The records that follow are to be transcribed in full, without their images.

Items from a figure collection
§ §

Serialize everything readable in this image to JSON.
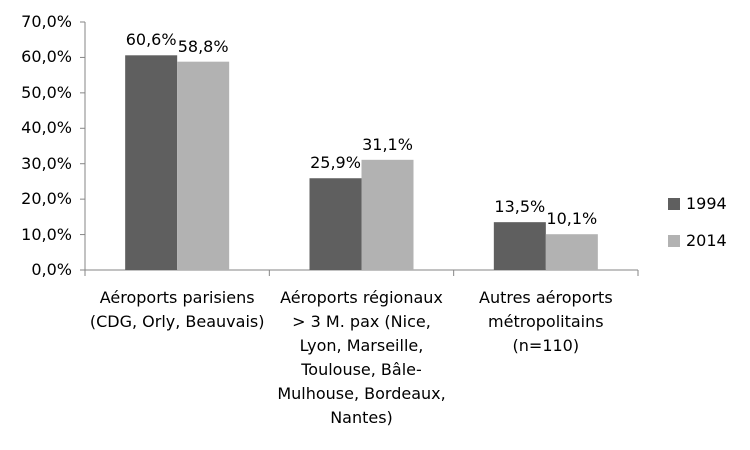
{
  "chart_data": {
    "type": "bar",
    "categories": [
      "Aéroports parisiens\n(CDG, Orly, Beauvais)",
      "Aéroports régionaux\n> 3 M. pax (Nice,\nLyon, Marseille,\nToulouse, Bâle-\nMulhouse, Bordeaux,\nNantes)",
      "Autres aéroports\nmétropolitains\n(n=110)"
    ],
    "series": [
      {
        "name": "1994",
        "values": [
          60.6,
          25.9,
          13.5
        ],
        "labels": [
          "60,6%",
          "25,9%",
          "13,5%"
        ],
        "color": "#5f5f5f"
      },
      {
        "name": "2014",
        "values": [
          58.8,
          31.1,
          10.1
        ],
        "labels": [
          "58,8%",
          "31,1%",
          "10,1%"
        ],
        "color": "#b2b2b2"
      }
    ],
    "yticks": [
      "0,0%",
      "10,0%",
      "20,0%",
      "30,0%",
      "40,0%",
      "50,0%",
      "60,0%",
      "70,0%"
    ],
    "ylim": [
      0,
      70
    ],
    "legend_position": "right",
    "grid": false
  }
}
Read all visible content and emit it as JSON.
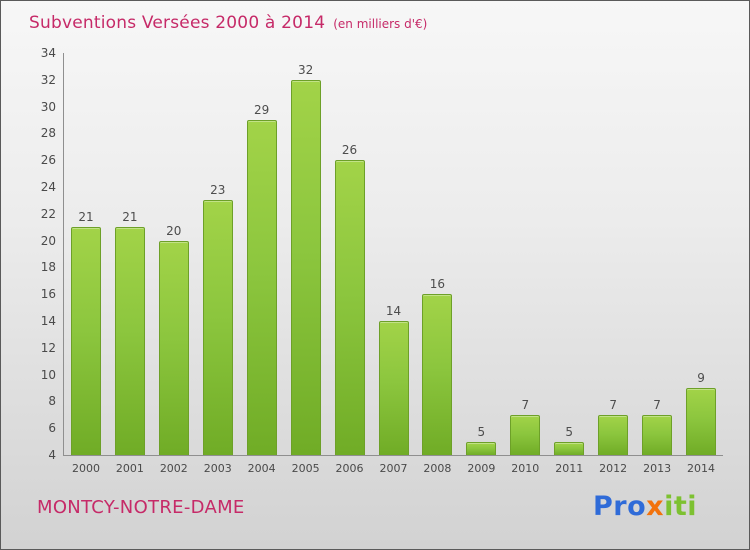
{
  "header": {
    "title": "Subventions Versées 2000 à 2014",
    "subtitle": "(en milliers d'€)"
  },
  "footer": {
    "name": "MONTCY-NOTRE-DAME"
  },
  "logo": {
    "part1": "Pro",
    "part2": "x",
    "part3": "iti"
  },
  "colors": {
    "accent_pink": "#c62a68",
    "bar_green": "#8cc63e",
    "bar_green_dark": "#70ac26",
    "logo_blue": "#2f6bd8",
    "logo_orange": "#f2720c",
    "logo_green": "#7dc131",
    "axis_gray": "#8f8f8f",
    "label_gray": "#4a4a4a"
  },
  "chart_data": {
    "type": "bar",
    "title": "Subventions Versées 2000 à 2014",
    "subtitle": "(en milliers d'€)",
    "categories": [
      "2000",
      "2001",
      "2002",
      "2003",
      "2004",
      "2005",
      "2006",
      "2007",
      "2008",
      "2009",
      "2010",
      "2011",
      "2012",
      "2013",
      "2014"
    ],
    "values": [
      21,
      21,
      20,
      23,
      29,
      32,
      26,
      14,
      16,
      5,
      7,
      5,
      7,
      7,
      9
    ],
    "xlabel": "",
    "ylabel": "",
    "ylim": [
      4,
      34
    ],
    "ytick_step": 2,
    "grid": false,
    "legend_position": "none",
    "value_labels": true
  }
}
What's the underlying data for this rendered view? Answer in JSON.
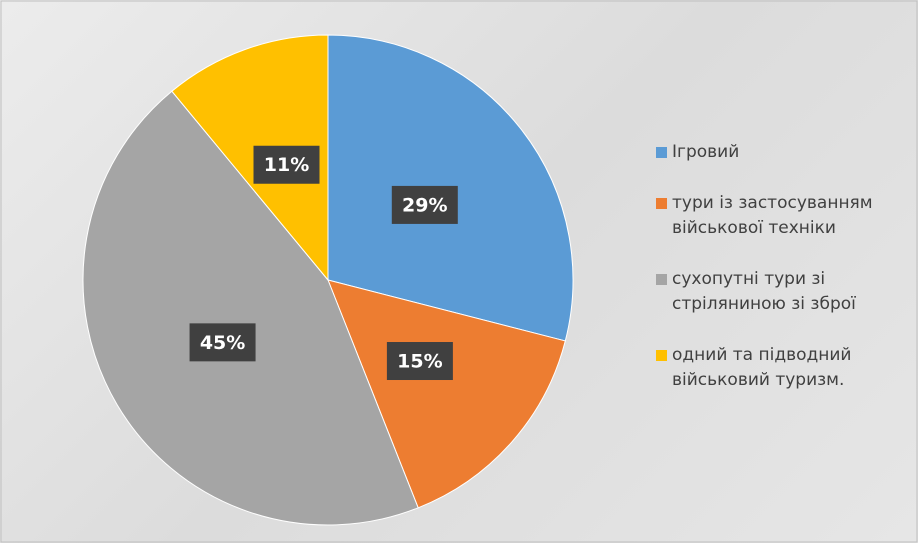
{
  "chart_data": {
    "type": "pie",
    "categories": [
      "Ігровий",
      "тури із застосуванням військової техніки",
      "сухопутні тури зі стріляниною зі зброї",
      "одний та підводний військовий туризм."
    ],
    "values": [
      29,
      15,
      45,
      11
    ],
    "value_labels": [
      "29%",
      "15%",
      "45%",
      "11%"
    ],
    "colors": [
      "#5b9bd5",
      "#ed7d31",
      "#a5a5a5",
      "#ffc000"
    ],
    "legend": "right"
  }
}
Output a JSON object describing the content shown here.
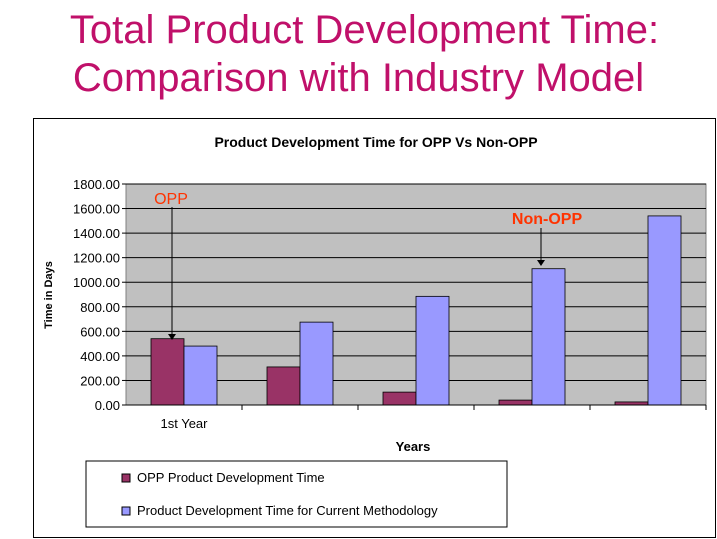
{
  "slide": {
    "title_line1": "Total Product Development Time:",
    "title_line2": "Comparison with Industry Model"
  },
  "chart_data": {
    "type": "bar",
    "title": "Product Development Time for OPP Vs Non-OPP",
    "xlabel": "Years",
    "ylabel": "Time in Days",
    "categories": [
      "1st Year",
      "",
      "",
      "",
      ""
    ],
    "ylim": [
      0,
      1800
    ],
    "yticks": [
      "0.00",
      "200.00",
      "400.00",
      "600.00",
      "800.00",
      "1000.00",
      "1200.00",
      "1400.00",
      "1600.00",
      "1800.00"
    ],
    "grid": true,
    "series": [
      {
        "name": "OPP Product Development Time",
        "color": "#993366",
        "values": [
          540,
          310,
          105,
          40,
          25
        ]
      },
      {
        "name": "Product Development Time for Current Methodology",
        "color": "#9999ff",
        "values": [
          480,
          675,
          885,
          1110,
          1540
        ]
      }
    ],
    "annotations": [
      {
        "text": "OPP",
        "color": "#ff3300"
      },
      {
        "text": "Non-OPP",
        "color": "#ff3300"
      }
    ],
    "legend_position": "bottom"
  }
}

§ §

▸ Exercise output
Serialize everything readable in this image to JSON.
{
  "chart_data": {
    "type": "bar",
    "categories": [
      "Aéroports parisiens\n(CDG, Orly, Beauvais)",
      "Aéroports régionaux\n> 3 M. pax (Nice,\nLyon, Marseille,\nToulouse, Bâle-\nMulhouse, Bordeaux,\nNantes)",
      "Autres aéroports\nmétropolitains\n(n=110)"
    ],
    "series": [
      {
        "name": "1994",
        "values": [
          60.6,
          25.9,
          13.5
        ],
        "labels": [
          "60,6%",
          "25,9%",
          "13,5%"
        ],
        "color": "#5f5f5f"
      },
      {
        "name": "2014",
        "values": [
          58.8,
          31.1,
          10.1
        ],
        "labels": [
          "58,8%",
          "31,1%",
          "10,1%"
        ],
        "color": "#b2b2b2"
      }
    ],
    "yticks": [
      "0,0%",
      "10,0%",
      "20,0%",
      "30,0%",
      "40,0%",
      "50,0%",
      "60,0%",
      "70,0%"
    ],
    "ylim": [
      0,
      70
    ],
    "legend_position": "right",
    "grid": false
  }
}
Read all visible content and emit it as JSON.
{
  "header": {
    "title": "Subventions Versées 2000 à 2014",
    "subtitle": "(en milliers d'€)"
  },
  "footer": {
    "name": "MONTCY-NOTRE-DAME"
  },
  "logo": {
    "part1": "Pro",
    "part2": "x",
    "part3": "iti"
  },
  "colors": {
    "accent_pink": "#c62a68",
    "bar_green": "#8cc63e",
    "bar_green_dark": "#70ac26",
    "logo_blue": "#2f6bd8",
    "logo_orange": "#f2720c",
    "logo_green": "#7dc131",
    "axis_gray": "#8f8f8f",
    "label_gray": "#4a4a4a"
  },
  "chart_data": {
    "type": "bar",
    "title": "Subventions Versées 2000 à 2014",
    "subtitle": "(en milliers d'€)",
    "categories": [
      "2000",
      "2001",
      "2002",
      "2003",
      "2004",
      "2005",
      "2006",
      "2007",
      "2008",
      "2009",
      "2010",
      "2011",
      "2012",
      "2013",
      "2014"
    ],
    "values": [
      21,
      21,
      20,
      23,
      29,
      32,
      26,
      14,
      16,
      5,
      7,
      5,
      7,
      7,
      9
    ],
    "xlabel": "",
    "ylabel": "",
    "ylim": [
      4,
      34
    ],
    "ytick_step": 2,
    "grid": false,
    "legend_position": "none",
    "value_labels": true
  }
}
What's the underlying data for this rendered view? Answer in JSON.
{
  "chart_data": {
    "type": "pie",
    "categories": [
      "Ігровий",
      "тури із застосуванням військової техніки",
      "сухопутні тури зі стріляниною зі зброї",
      "одний та підводний військовий туризм."
    ],
    "values": [
      29,
      15,
      45,
      11
    ],
    "value_labels": [
      "29%",
      "15%",
      "45%",
      "11%"
    ],
    "colors": [
      "#5b9bd5",
      "#ed7d31",
      "#a5a5a5",
      "#ffc000"
    ],
    "legend": "right"
  }
}
Output a JSON object describing the content shown here.
{
  "slide": {
    "title_line1": "Total Product Development Time:",
    "title_line2": "Comparison with Industry Model"
  },
  "chart_data": {
    "type": "bar",
    "title": "Product Development Time for OPP Vs Non-OPP",
    "xlabel": "Years",
    "ylabel": "Time in Days",
    "categories": [
      "1st Year",
      "",
      "",
      "",
      ""
    ],
    "ylim": [
      0,
      1800
    ],
    "yticks": [
      "0.00",
      "200.00",
      "400.00",
      "600.00",
      "800.00",
      "1000.00",
      "1200.00",
      "1400.00",
      "1600.00",
      "1800.00"
    ],
    "grid": true,
    "series": [
      {
        "name": "OPP Product Development Time",
        "color": "#993366",
        "values": [
          540,
          310,
          105,
          40,
          25
        ]
      },
      {
        "name": "Product Development Time for Current Methodology",
        "color": "#9999ff",
        "values": [
          480,
          675,
          885,
          1110,
          1540
        ]
      }
    ],
    "annotations": [
      {
        "text": "OPP",
        "color": "#ff3300"
      },
      {
        "text": "Non-OPP",
        "color": "#ff3300"
      }
    ],
    "legend_position": "bottom"
  }
}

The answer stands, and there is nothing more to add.